## THE PROBLEM
Word for word, copy all the data and drop the pictures.

## RECORDED INFORMATION
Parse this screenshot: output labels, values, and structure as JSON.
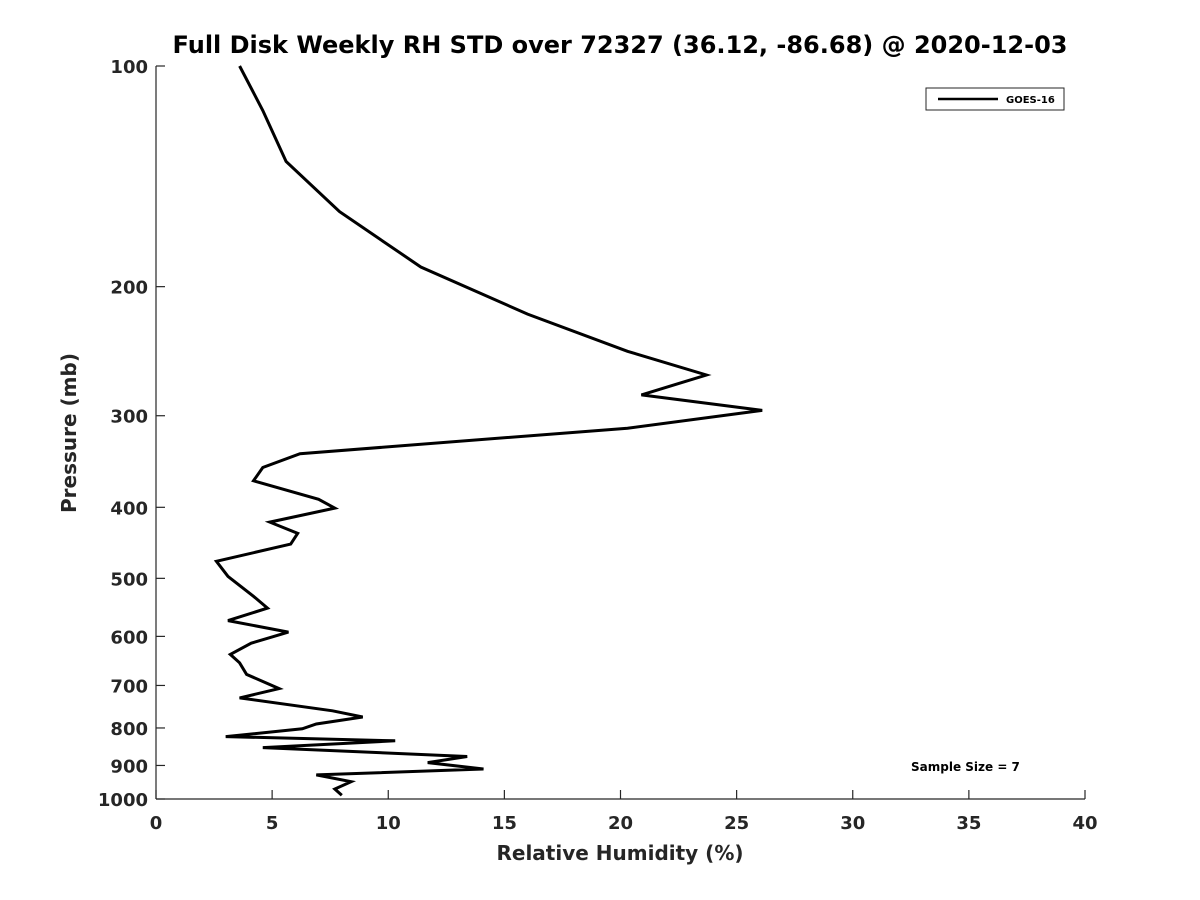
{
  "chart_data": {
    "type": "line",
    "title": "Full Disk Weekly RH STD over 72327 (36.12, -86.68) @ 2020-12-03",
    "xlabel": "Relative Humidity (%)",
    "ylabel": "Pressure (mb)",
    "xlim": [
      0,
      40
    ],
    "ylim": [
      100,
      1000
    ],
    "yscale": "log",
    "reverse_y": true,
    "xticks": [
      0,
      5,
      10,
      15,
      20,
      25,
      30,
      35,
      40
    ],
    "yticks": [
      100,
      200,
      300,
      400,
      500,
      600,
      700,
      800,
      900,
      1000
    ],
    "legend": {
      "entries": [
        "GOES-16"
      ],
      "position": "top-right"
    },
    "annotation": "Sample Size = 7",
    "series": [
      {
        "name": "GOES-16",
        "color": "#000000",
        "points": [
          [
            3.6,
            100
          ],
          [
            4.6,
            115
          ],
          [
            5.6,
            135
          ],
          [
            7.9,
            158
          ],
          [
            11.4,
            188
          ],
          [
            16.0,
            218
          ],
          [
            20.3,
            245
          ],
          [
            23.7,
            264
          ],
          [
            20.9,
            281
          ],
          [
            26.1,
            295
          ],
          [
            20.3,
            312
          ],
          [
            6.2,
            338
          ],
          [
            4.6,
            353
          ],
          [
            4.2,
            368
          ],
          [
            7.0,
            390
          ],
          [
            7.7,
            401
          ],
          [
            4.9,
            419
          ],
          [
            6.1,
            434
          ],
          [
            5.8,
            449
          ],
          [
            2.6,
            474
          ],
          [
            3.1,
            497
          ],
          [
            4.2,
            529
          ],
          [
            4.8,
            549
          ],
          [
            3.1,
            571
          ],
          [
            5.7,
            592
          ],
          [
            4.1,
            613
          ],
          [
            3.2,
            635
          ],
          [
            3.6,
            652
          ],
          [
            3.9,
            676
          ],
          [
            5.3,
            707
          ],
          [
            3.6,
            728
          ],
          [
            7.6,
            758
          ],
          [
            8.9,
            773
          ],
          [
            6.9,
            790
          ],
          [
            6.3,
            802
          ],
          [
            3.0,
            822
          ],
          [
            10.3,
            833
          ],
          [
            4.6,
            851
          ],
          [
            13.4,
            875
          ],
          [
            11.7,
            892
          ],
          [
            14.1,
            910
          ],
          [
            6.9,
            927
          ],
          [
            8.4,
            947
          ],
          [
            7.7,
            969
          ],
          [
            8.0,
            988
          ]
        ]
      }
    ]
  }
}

## TASK OUTPUT
Parse this screenshot: output labels, values, and structure as JSON.
{
  "chart_data": {
    "type": "line",
    "title": "Full Disk Weekly RH STD over 72327 (36.12, -86.68) @ 2020-12-03",
    "xlabel": "Relative Humidity (%)",
    "ylabel": "Pressure (mb)",
    "xlim": [
      0,
      40
    ],
    "ylim": [
      100,
      1000
    ],
    "yscale": "log",
    "reverse_y": true,
    "xticks": [
      0,
      5,
      10,
      15,
      20,
      25,
      30,
      35,
      40
    ],
    "yticks": [
      100,
      200,
      300,
      400,
      500,
      600,
      700,
      800,
      900,
      1000
    ],
    "legend": {
      "entries": [
        "GOES-16"
      ],
      "position": "top-right"
    },
    "annotation": "Sample Size = 7",
    "series": [
      {
        "name": "GOES-16",
        "color": "#000000",
        "points": [
          [
            3.6,
            100
          ],
          [
            4.6,
            115
          ],
          [
            5.6,
            135
          ],
          [
            7.9,
            158
          ],
          [
            11.4,
            188
          ],
          [
            16.0,
            218
          ],
          [
            20.3,
            245
          ],
          [
            23.7,
            264
          ],
          [
            20.9,
            281
          ],
          [
            26.1,
            295
          ],
          [
            20.3,
            312
          ],
          [
            6.2,
            338
          ],
          [
            4.6,
            353
          ],
          [
            4.2,
            368
          ],
          [
            7.0,
            390
          ],
          [
            7.7,
            401
          ],
          [
            4.9,
            419
          ],
          [
            6.1,
            434
          ],
          [
            5.8,
            449
          ],
          [
            2.6,
            474
          ],
          [
            3.1,
            497
          ],
          [
            4.2,
            529
          ],
          [
            4.8,
            549
          ],
          [
            3.1,
            571
          ],
          [
            5.7,
            592
          ],
          [
            4.1,
            613
          ],
          [
            3.2,
            635
          ],
          [
            3.6,
            652
          ],
          [
            3.9,
            676
          ],
          [
            5.3,
            707
          ],
          [
            3.6,
            728
          ],
          [
            7.6,
            758
          ],
          [
            8.9,
            773
          ],
          [
            6.9,
            790
          ],
          [
            6.3,
            802
          ],
          [
            3.0,
            822
          ],
          [
            10.3,
            833
          ],
          [
            4.6,
            851
          ],
          [
            13.4,
            875
          ],
          [
            11.7,
            892
          ],
          [
            14.1,
            910
          ],
          [
            6.9,
            927
          ],
          [
            8.4,
            947
          ],
          [
            7.7,
            969
          ],
          [
            8.0,
            988
          ]
        ]
      }
    ]
  }
}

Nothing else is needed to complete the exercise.